=== STATED PROBLEM ===
Every record below is to be retyped exactly.

*** DATASET EXCERPTS ***

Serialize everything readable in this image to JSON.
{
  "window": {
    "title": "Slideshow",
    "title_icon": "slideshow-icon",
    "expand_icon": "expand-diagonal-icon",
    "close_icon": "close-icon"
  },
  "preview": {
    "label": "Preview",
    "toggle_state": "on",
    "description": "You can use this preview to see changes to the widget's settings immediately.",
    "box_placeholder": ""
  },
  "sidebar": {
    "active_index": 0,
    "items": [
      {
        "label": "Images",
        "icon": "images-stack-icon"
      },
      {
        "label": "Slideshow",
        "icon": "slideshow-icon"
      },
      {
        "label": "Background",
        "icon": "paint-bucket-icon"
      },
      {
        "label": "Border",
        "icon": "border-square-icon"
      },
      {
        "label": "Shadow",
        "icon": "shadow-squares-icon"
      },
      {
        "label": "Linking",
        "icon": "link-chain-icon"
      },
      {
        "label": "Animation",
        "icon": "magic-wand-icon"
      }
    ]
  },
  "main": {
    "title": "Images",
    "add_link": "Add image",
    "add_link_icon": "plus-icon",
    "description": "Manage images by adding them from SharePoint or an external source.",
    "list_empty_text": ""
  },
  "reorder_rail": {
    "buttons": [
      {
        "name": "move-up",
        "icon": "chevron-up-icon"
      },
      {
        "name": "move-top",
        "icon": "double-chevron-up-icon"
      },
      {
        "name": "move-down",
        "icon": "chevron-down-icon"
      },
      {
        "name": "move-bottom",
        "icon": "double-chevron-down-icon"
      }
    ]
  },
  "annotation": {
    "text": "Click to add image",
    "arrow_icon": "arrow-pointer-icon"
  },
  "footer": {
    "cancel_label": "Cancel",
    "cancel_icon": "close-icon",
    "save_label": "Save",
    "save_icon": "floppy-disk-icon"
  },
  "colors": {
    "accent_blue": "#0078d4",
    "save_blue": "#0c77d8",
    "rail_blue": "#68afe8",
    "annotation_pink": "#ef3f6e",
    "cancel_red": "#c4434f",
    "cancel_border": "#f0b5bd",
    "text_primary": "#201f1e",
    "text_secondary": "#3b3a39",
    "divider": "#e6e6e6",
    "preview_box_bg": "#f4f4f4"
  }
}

***

=== FINAL RESULT ===
Serialize everything readable in this image to JSON.
{
  "window": {
    "title": "Slideshow",
    "title_icon": "slideshow-icon",
    "expand_icon": "expand-diagonal-icon",
    "close_icon": "close-icon"
  },
  "preview": {
    "label": "Preview",
    "toggle_state": "on",
    "description": "You can use this preview to see changes to the widget's settings immediately.",
    "box_placeholder": ""
  },
  "sidebar": {
    "active_index": 0,
    "items": [
      {
        "label": "Images",
        "icon": "images-stack-icon"
      },
      {
        "label": "Slideshow",
        "icon": "slideshow-icon"
      },
      {
        "label": "Background",
        "icon": "paint-bucket-icon"
      },
      {
        "label": "Border",
        "icon": "border-square-icon"
      },
      {
        "label": "Shadow",
        "icon": "shadow-squares-icon"
      },
      {
        "label": "Linking",
        "icon": "link-chain-icon"
      },
      {
        "label": "Animation",
        "icon": "magic-wand-icon"
      }
    ]
  },
  "main": {
    "title": "Images",
    "add_link": "Add image",
    "add_link_icon": "plus-icon",
    "description": "Manage images by adding them from SharePoint or an external source.",
    "list_empty_text": ""
  },
  "reorder_rail": {
    "buttons": [
      {
        "name": "move-up",
        "icon": "chevron-up-icon"
      },
      {
        "name": "move-top",
        "icon": "double-chevron-up-icon"
      },
      {
        "name": "move-down",
        "icon": "chevron-down-icon"
      },
      {
        "name": "move-bottom",
        "icon": "double-chevron-down-icon"
      }
    ]
  },
  "annotation": {
    "text": "Click to add image",
    "arrow_icon": "arrow-pointer-icon"
  },
  "footer": {
    "cancel_label": "Cancel",
    "cancel_icon": "close-icon",
    "save_label": "Save",
    "save_icon": "floppy-disk-icon"
  },
  "colors": {
    "accent_blue": "#0078d4",
    "save_blue": "#0c77d8",
    "rail_blue": "#68afe8",
    "annotation_pink": "#ef3f6e",
    "cancel_red": "#c4434f",
    "cancel_border": "#f0b5bd",
    "text_primary": "#201f1e",
    "text_secondary": "#3b3a39",
    "divider": "#e6e6e6",
    "preview_box_bg": "#f4f4f4"
  }
}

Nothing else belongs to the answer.